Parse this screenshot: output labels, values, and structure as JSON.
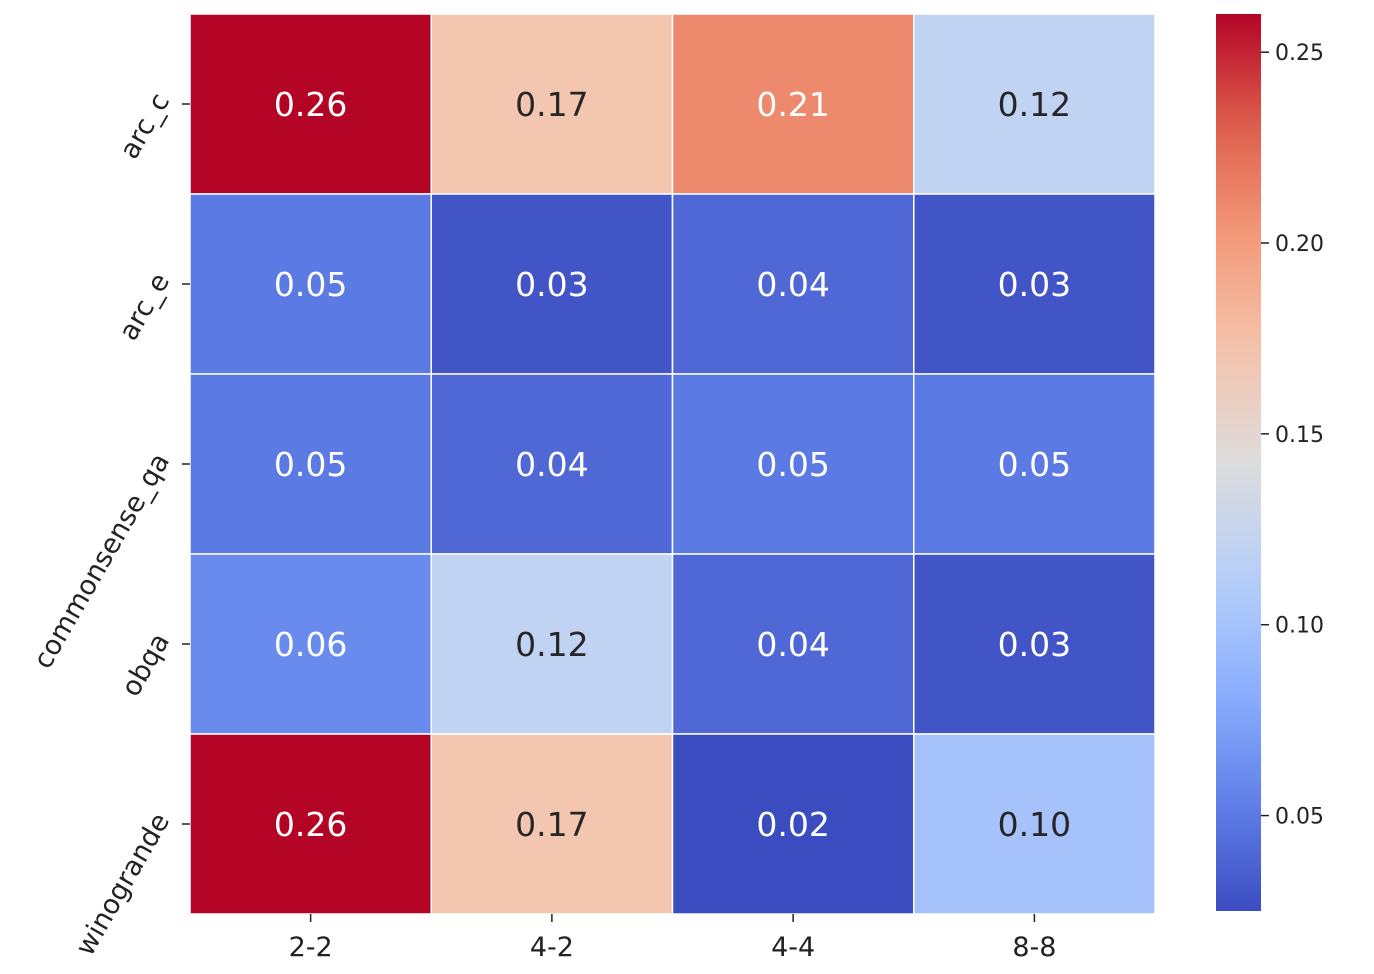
{
  "chart_data": {
    "type": "heatmap",
    "title": "",
    "xlabel": "",
    "ylabel": "",
    "x_categories": [
      "2-2",
      "4-2",
      "4-4",
      "8-8"
    ],
    "y_categories": [
      "arc_c",
      "arc_e",
      "commonsense_qa",
      "obqa",
      "winogrande"
    ],
    "values": [
      [
        0.26,
        0.17,
        0.21,
        0.12
      ],
      [
        0.05,
        0.03,
        0.04,
        0.03
      ],
      [
        0.05,
        0.04,
        0.05,
        0.05
      ],
      [
        0.06,
        0.12,
        0.04,
        0.03
      ],
      [
        0.26,
        0.17,
        0.02,
        0.1
      ]
    ],
    "value_labels": [
      [
        "0.26",
        "0.17",
        "0.21",
        "0.12"
      ],
      [
        "0.05",
        "0.03",
        "0.04",
        "0.03"
      ],
      [
        "0.05",
        "0.04",
        "0.05",
        "0.05"
      ],
      [
        "0.06",
        "0.12",
        "0.04",
        "0.03"
      ],
      [
        "0.26",
        "0.17",
        "0.02",
        "0.10"
      ]
    ],
    "colormap": "coolwarm",
    "colorbar": {
      "range": [
        0.025,
        0.26
      ],
      "ticks": [
        0.05,
        0.1,
        0.15,
        0.2,
        0.25
      ],
      "tick_labels": [
        "0.05",
        "0.10",
        "0.15",
        "0.20",
        "0.25"
      ]
    },
    "colors": {
      "low": "#3b4cc0",
      "mid": "#dddcdc",
      "high": "#b40426",
      "grid_line": "#ffffff",
      "dark_text": "#262626",
      "light_text": "#ffffff"
    }
  }
}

INSTRUCTION:
Copy out each line word for word, please, skipping the images.

OUTPUT:
Parse this screenshot: output labels, values, and structure as JSON.
{
  "chart_data": {
    "type": "heatmap",
    "title": "",
    "xlabel": "",
    "ylabel": "",
    "x_categories": [
      "2-2",
      "4-2",
      "4-4",
      "8-8"
    ],
    "y_categories": [
      "arc_c",
      "arc_e",
      "commonsense_qa",
      "obqa",
      "winogrande"
    ],
    "values": [
      [
        0.26,
        0.17,
        0.21,
        0.12
      ],
      [
        0.05,
        0.03,
        0.04,
        0.03
      ],
      [
        0.05,
        0.04,
        0.05,
        0.05
      ],
      [
        0.06,
        0.12,
        0.04,
        0.03
      ],
      [
        0.26,
        0.17,
        0.02,
        0.1
      ]
    ],
    "value_labels": [
      [
        "0.26",
        "0.17",
        "0.21",
        "0.12"
      ],
      [
        "0.05",
        "0.03",
        "0.04",
        "0.03"
      ],
      [
        "0.05",
        "0.04",
        "0.05",
        "0.05"
      ],
      [
        "0.06",
        "0.12",
        "0.04",
        "0.03"
      ],
      [
        "0.26",
        "0.17",
        "0.02",
        "0.10"
      ]
    ],
    "colormap": "coolwarm",
    "colorbar": {
      "range": [
        0.025,
        0.26
      ],
      "ticks": [
        0.05,
        0.1,
        0.15,
        0.2,
        0.25
      ],
      "tick_labels": [
        "0.05",
        "0.10",
        "0.15",
        "0.20",
        "0.25"
      ]
    },
    "colors": {
      "low": "#3b4cc0",
      "mid": "#dddcdc",
      "high": "#b40426",
      "grid_line": "#ffffff",
      "dark_text": "#262626",
      "light_text": "#ffffff"
    }
  }
}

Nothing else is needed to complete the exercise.